# CONSIGNES
1. Résumez en deux phrases l'extrait sur la carte nationale d'identité au Cameroun.
2. Prolongez l'extrait sur la carte nationale d'identité au Cameroun après sa dernière phrase.

# EXTRAIT DU DOCUMENT
A vrai problème, fausse solution : le choix du pire
Pour résoudre le problème de la délivrance de la Carte Nationale d’Identité au Cameroun, la solution aurait été de rechercher les causes et les remèdes au fait qu’en ce moment, les cartes de CNI sont établies et entassées dans les Commissariats. Ce n’est donc pas dans la mise en place d’un système faisant intervenir un » prestataire » étranger que le « CNI struggle » sera résolu.
Il importait plutôt que fût effectué un audit organisationnel pour comprendre et apporter des solutions aux dysfonctionnements du système actuel, un audit qui ne coûterait pas plus de…200 millions F sur les dix régions en recourant à une expertise endogène et domestique. C’était la voie pour une résolution administrative de cette si agaçante défaillance de l’État.
En lieux et places de cette solution simple et pragmatique, le régime a fait le choix du pire. Les dispositions de l’Ordonnance no 2024/001 du 20 juin 2024 prise par le Président de la République en modification du Budget 2024 avait pour véritable raison de donner un habillage légal à ce qui se révèle être une opération aux fondements financiers suspects et questionnables.
Dans ses dispositions relatives aux timbres sur les Cartes Nationales et les passeports nationaux, l’ article 37 ( ter) portant sur la répartition de ces recettes fiscales produites par la délivrance de ces documents, au-delà de leur prix absolument aberrant, 10 000Fcfa pour la carte d’ identité et 110 000 FCFA pour les passeports, cette loi révèle un partage léonin en faveur du soit- disant prestataire, une indication ou un indice de collusion dans une opération d’extorsion d’argent aux citoyens au profit de une nébuleuse ou serait associés certaines administrations et des prédateurs étrangers.

# DONNÉES PRÉSENTÉES

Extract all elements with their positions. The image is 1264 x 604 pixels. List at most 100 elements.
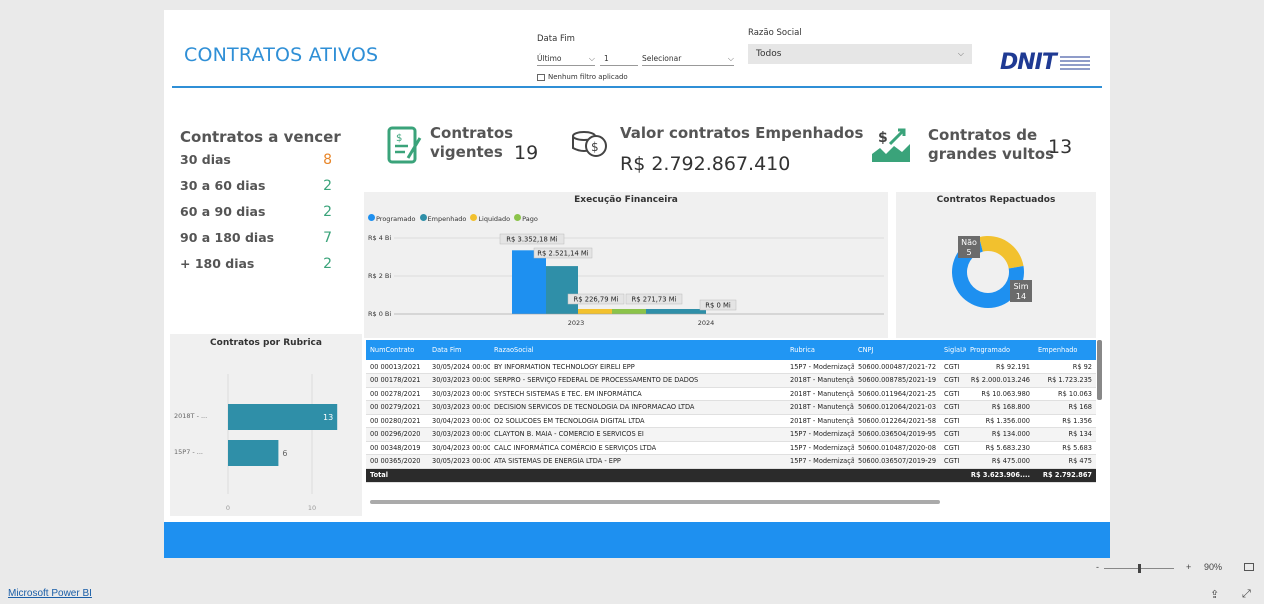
table-row[interactable]: 00 00279/202130/03/2023 00:00:00DECISION… — [366, 400, 1096, 415]
vigentes-value: 19 — [514, 142, 539, 164]
powerbi-link[interactable]: Microsoft Power BI — [8, 588, 92, 599]
table-total-row: Total R$ 3.623.906.... R$ 2.792.867 — [366, 468, 1096, 483]
table-cell: 00 00348/2019 — [366, 441, 428, 455]
data-label: R$ 226,79 Mi — [574, 296, 619, 304]
total-programado: R$ 3.623.906.... — [966, 468, 1034, 483]
table-cell: CGTI — [940, 373, 966, 388]
y-tick-label: R$ 4 Bi — [368, 234, 391, 242]
period-select[interactable]: Último ⌵ — [537, 52, 595, 66]
table-cell: 00 00280/2021 — [366, 414, 428, 428]
table-cell: CGTI — [940, 454, 966, 469]
razao-select[interactable]: Todos ⌵ — [748, 44, 972, 64]
report-canvas: CONTRATOS ATIVOS Data Fim Último ⌵ 1 Sel… — [164, 10, 1110, 558]
table-cell: R$ 134.000 — [966, 427, 1034, 442]
table-cell: 30/04/2023 00:00:00 — [428, 414, 490, 428]
table-cell: 00 00278/2021 — [366, 387, 428, 401]
vencer-value: 8 — [323, 152, 332, 168]
col-header[interactable]: SiglaUO — [940, 340, 966, 360]
col-header[interactable]: CNPJ — [854, 340, 940, 360]
svg-text:$: $ — [591, 140, 599, 154]
col-header[interactable]: RazaoSocial — [490, 340, 786, 360]
table-row[interactable]: 00 00278/202130/03/2023 00:00:00SYSTECH … — [366, 387, 1096, 401]
table-cell: R$ 475 — [1034, 454, 1096, 469]
zoom-in-button[interactable]: + — [1186, 562, 1191, 572]
table-row[interactable]: 00 00178/202130/03/2023 00:00:00SERPRO -… — [366, 373, 1096, 388]
table-cell: 30/03/2023 00:00:00 — [428, 387, 490, 401]
total-label: Total — [366, 468, 428, 483]
header-divider — [172, 86, 1102, 88]
table-cell: R$ 134 — [1034, 427, 1096, 442]
chevron-down-icon: ⌵ — [588, 54, 595, 63]
table-cell: R$ 5.683 — [1034, 441, 1096, 455]
table-cell: 30/05/2023 00:00:00 — [428, 454, 490, 469]
table-row[interactable]: 00 00365/202030/05/2023 00:00:00ATA SIST… — [366, 454, 1096, 469]
data-label: 6 — [282, 449, 287, 458]
col-header[interactable]: Data Fim — [428, 340, 490, 360]
donut-slice-não — [979, 236, 1024, 269]
bar-pago — [612, 309, 646, 314]
share-icon[interactable]: ⇪ — [1210, 588, 1219, 601]
table-row[interactable]: 00 00013/202130/05/2024 00:00:00BY INFOR… — [366, 360, 1096, 374]
zoom-slider-thumb[interactable] — [1138, 564, 1141, 573]
horizontal-scrollbar[interactable] — [370, 500, 940, 504]
table-cell: 30/03/2023 00:00:00 — [428, 427, 490, 442]
vultos-line1: Contratos de — [928, 126, 1038, 144]
unit-select[interactable]: Selecionar ⌵ — [642, 52, 734, 66]
col-header[interactable]: NumContrato — [366, 340, 428, 360]
col-header[interactable]: Programado — [966, 340, 1034, 360]
vencer-label: 30 dias — [180, 152, 231, 167]
data-fim-label: Data Fim — [537, 34, 575, 44]
table-cell: CLAYTON B. MAIA - COMERCIO E SERVICOS EI — [490, 427, 786, 442]
page-title: CONTRATOS ATIVOS — [184, 44, 379, 66]
donut-value: 5 — [966, 248, 971, 257]
fit-page-icon[interactable] — [1244, 563, 1254, 571]
table-cell: CGTI — [940, 387, 966, 401]
col-header[interactable]: Empenhado — [1034, 340, 1096, 360]
execucao-chart-panel: Execução Financeira Programado Empenhado… — [364, 192, 888, 338]
table-cell: CGTI — [940, 414, 966, 428]
data-label: R$ 271,73 Mi — [632, 296, 677, 304]
donut-label: Sim — [1013, 282, 1028, 291]
table-cell: 15P7 - Modernização — [786, 454, 854, 469]
table-cell: R$ 1.356 — [1034, 414, 1096, 428]
logo-text: DNIT — [1000, 50, 1057, 75]
table-cell: 00 00013/2021 — [366, 360, 428, 374]
table-row[interactable]: 00 00296/202030/03/2023 00:00:00CLAYTON … — [366, 427, 1096, 442]
bar-programado — [512, 250, 546, 314]
table-cell: ATA SISTEMAS DE ENERGIA LTDA - EPP — [490, 454, 786, 469]
table-cell: SERPRO - SERVIÇO FEDERAL DE PROCESSAMENT… — [490, 373, 786, 388]
no-filter-text: Nenhum filtro aplicado — [548, 73, 628, 81]
zoom-out-button[interactable]: - — [1096, 562, 1099, 572]
y-tick-label: R$ 2 Bi — [368, 272, 391, 280]
vencer-value: 7 — [323, 230, 332, 246]
table-row[interactable]: 00 00280/202130/04/2023 00:00:00O2 SOLUC… — [366, 414, 1096, 428]
vencer-list: 30 dias 8 30 a 60 dias 2 60 a 90 dias 2 … — [180, 152, 332, 282]
table-cell: R$ 168.800 — [966, 400, 1034, 415]
vencer-row: 60 a 90 dias 2 — [180, 204, 332, 230]
total-cell — [854, 468, 940, 483]
vertical-scrollbar[interactable] — [1097, 340, 1102, 400]
vultos-value: 13 — [1048, 136, 1073, 158]
count-input[interactable]: 1 — [600, 52, 638, 66]
vigentes-title: Contratos vigentes — [430, 124, 513, 162]
fullscreen-icon[interactable]: ⤢ — [1242, 587, 1251, 601]
table-cell: 50600.010487/2020-08 — [854, 441, 940, 455]
table-cell: O2 SOLUCOES EM TECNOLOGIA DIGITAL LTDA — [490, 414, 786, 428]
col-header[interactable]: Rubrica — [786, 340, 854, 360]
x-tick-label: 2023 — [568, 319, 585, 327]
total-cell — [786, 468, 854, 483]
table-cell: 15P7 - Modernização — [786, 360, 854, 374]
vencer-label: + 180 dias — [180, 256, 255, 271]
dnit-logo: DNIT — [1000, 50, 1090, 75]
table-cell: R$ 92.191 — [966, 360, 1034, 374]
logo-mark — [1059, 55, 1090, 70]
vencer-title: Contratos a vencer — [180, 128, 341, 146]
vultos-line2: grandes vultos — [928, 145, 1054, 163]
data-label: R$ 0 Mi — [705, 302, 731, 310]
vencer-row: 30 a 60 dias 2 — [180, 178, 332, 204]
repactuados-panel: Contratos Repactuados Não 5 Sim 14 — [896, 192, 1096, 338]
contracts-table-container: NumContrato Data Fim RazaoSocial Rubrica… — [366, 340, 1096, 506]
table-row[interactable]: 00 00348/201930/04/2023 00:00:00CALC INF… — [366, 441, 1096, 455]
table-cell: 50600.011964/2021-25 — [854, 387, 940, 401]
table-cell: R$ 168 — [1034, 400, 1096, 415]
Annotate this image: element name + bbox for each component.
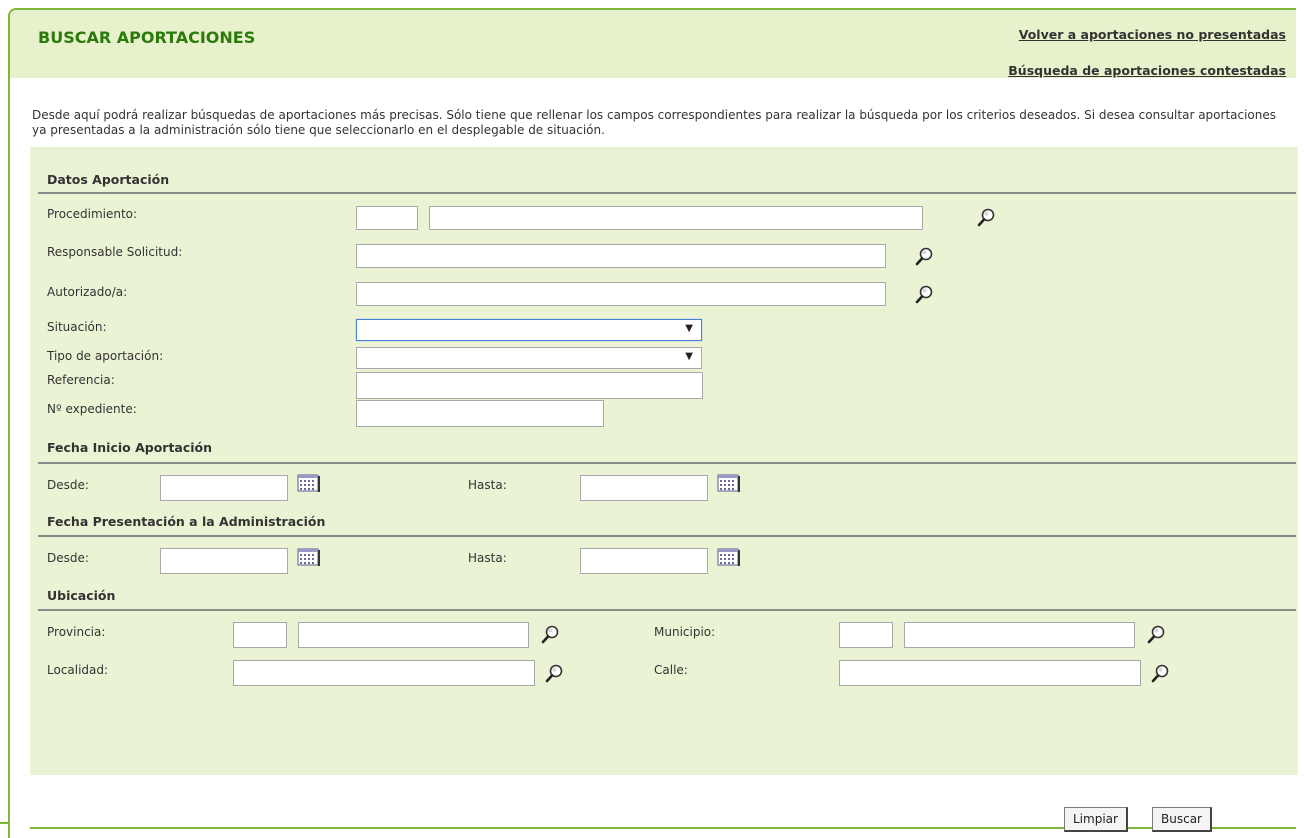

# RÉPONSES AUX EXERCICES
1. Selon le texte, les cartes d'identité sont établies puis entassées dans les commissariats au Cameroun, et un audit organisationnel confié à une expertise locale, pour au plus 200 millions F sur les dix régions, aurait permis de remédier à ce dysfonctionnement sans recourir à un prestataire étranger. Le régime a pourtant choisi, par l'ordonnance no 2024/001 du 20 juin 2024, un dispositif qui fixe les timbres à 10 000 FCFA pour la carte et à 110 000 FCFA pour le passeport, et qui répartit les recettes de façon léonine au profit du prestataire.

2.
Cette opération instaure une rente viagère qui favorisera un enrichissement sans cause de ces » prestataires » véritables vautours et charognards des carcasses qu’ils voient en nos pays avec la complicité de certains de nos concitoyens. Jugez en par les chiffres édictés dans Article 37 ( ter): Les recettes issues de la délivrance des titres identitaires et de la délivrance des passeports sont réparties ainsi qu’ il suit:
-pour le droit de timbre de 10 000 FCFA sur la CNI, l’administration (maître d’ouvrage) ne perçoit que 10%, tandis que le » prestataire » perçoit 90%.
-pour le droit de timbre de 110 000 F sur passeport, l’administration (maître d’ouvrage) ne perçoit 6, 36%, le Trésor Public reçoit 6,36% et tandis que le prestataire perçoit 82,40%. Dans quel enfer cet ordre gouvernant plonge – t-il ce peuple qui pourtant lui a tout donné, le temps, sa confiance, sa soumission ? Ne frisons nous pas par une telle ignominie, la trahison du peuple qui à tous les droits de se relever et dire NON ?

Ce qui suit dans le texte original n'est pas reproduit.